=== Problem to work on ===
Return all the entries exactly, keeping pictures out.

Stored records
◇ ◇ ◇ ◇ ◇
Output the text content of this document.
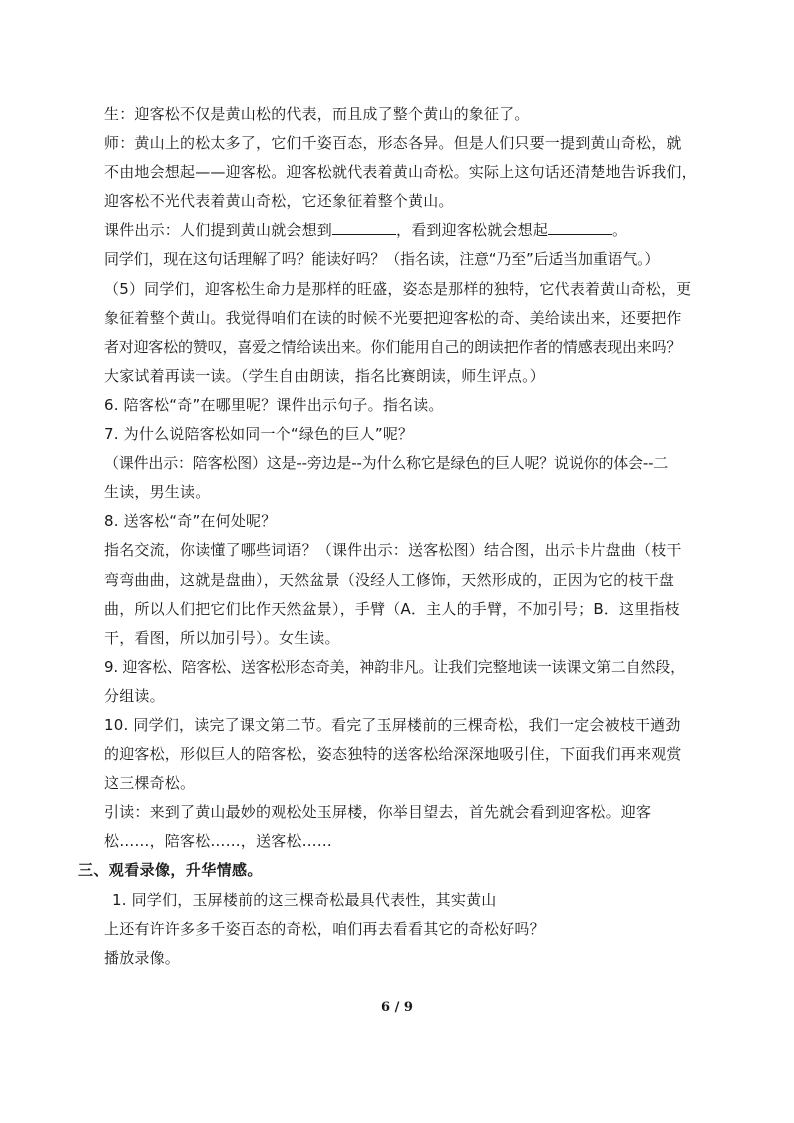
生：迎客松不仅是黄山松的代表，而且成了整个黄山的象征了。
师：黄山上的松太多了，它们千姿百态，形态各异。但是人们只要一提到黄山奇松，就
不由地会想起——迎客松。迎客松就代表着黄山奇松。实际上这句话还清楚地告诉我们，
迎客松不光代表着黄山奇松，它还象征着整个黄山。
课件出示：人们提到黄山就会想到	，看到迎客松就会想起	。
同学们，现在这句话理解了吗？能读好吗？（指名读，注意“乃至”后适当加重语气。）
（5）同学们，迎客松生命力是那样的旺盛，姿态是那样的独特，它代表着黄山奇松，更
象征着整个黄山。我觉得咱们在读的时候不光要把迎客松的奇、美给读出来，还要把作
者对迎客松的赞叹，喜爱之情给读出来。你们能用自己的朗读把作者的情感表现出来吗？
大家试着再读一读。（学生自由朗读，指名比赛朗读，师生评点。）
6. 陪客松“奇”在哪里呢？课件出示句子。指名读。
7. 为什么说陪客松如同一个“绿色的巨人”呢？
（课件出示：陪客松图）这是--旁边是--为什么称它是绿色的巨人呢？说说你的体会--二
生读，男生读。
8. 送客松“奇”在何处呢？
指名交流，你读懂了哪些词语？（课件出示：送客松图）结合图，出示卡片盘曲（枝干
弯弯曲曲，这就是盘曲），天然盆景（没经人工修饰，天然形成的，正因为它的枝干盘
曲，所以人们把它们比作天然盆景），手臂（A．主人的手臂，不加引号；B．这里指枝
干，看图，所以加引号）。女生读。
9. 迎客松、陪客松、送客松形态奇美，神韵非凡。让我们完整地读一读课文第二自然段，
分组读。
10. 同学们，读完了课文第二节。看完了玉屏楼前的三棵奇松，我们一定会被枝干遒劲
的迎客松，形似巨人的陪客松，姿态独特的送客松给深深地吸引住，下面我们再来观赏
这三棵奇松。
引读：来到了黄山最妙的观松处玉屏楼，你举目望去，首先就会看到迎客松。迎客
松……，陪客松……，送客松……
三、观看录像，升华情感。
1. 同学们，玉屏楼前的这三棵奇松最具代表性，其实黄山
上还有许许多多千姿百态的奇松，咱们再去看看其它的奇松好吗？
播放录像。
6 / 9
◇ ◇ ◇ ◇ ◇
=== Task response ===
Output the text content of this document.
生：迎客松不仅是黄山松的代表，而且成了整个黄山的象征了。
师：黄山上的松太多了，它们千姿百态，形态各异。但是人们只要一提到黄山奇松，就
不由地会想起——迎客松。迎客松就代表着黄山奇松。实际上这句话还清楚地告诉我们，
迎客松不光代表着黄山奇松，它还象征着整个黄山。
课件出示：人们提到黄山就会想到	，看到迎客松就会想起	。
同学们，现在这句话理解了吗？能读好吗？（指名读，注意“乃至”后适当加重语气。）
（5）同学们，迎客松生命力是那样的旺盛，姿态是那样的独特，它代表着黄山奇松，更
象征着整个黄山。我觉得咱们在读的时候不光要把迎客松的奇、美给读出来，还要把作
者对迎客松的赞叹，喜爱之情给读出来。你们能用自己的朗读把作者的情感表现出来吗？
大家试着再读一读。（学生自由朗读，指名比赛朗读，师生评点。）
6. 陪客松“奇”在哪里呢？课件出示句子。指名读。
7. 为什么说陪客松如同一个“绿色的巨人”呢？
（课件出示：陪客松图）这是--旁边是--为什么称它是绿色的巨人呢？说说你的体会--二
生读，男生读。
8. 送客松“奇”在何处呢？
指名交流，你读懂了哪些词语？（课件出示：送客松图）结合图，出示卡片盘曲（枝干
弯弯曲曲，这就是盘曲），天然盆景（没经人工修饰，天然形成的，正因为它的枝干盘
曲，所以人们把它们比作天然盆景），手臂（A．主人的手臂，不加引号；B．这里指枝
干，看图，所以加引号）。女生读。
9. 迎客松、陪客松、送客松形态奇美，神韵非凡。让我们完整地读一读课文第二自然段，
分组读。
10. 同学们，读完了课文第二节。看完了玉屏楼前的三棵奇松，我们一定会被枝干遒劲
的迎客松，形似巨人的陪客松，姿态独特的送客松给深深地吸引住，下面我们再来观赏
这三棵奇松。
引读：来到了黄山最妙的观松处玉屏楼，你举目望去，首先就会看到迎客松。迎客
松……，陪客松……，送客松……
三、观看录像，升华情感。
1. 同学们，玉屏楼前的这三棵奇松最具代表性，其实黄山
上还有许许多多千姿百态的奇松，咱们再去看看其它的奇松好吗？
播放录像。
6 / 9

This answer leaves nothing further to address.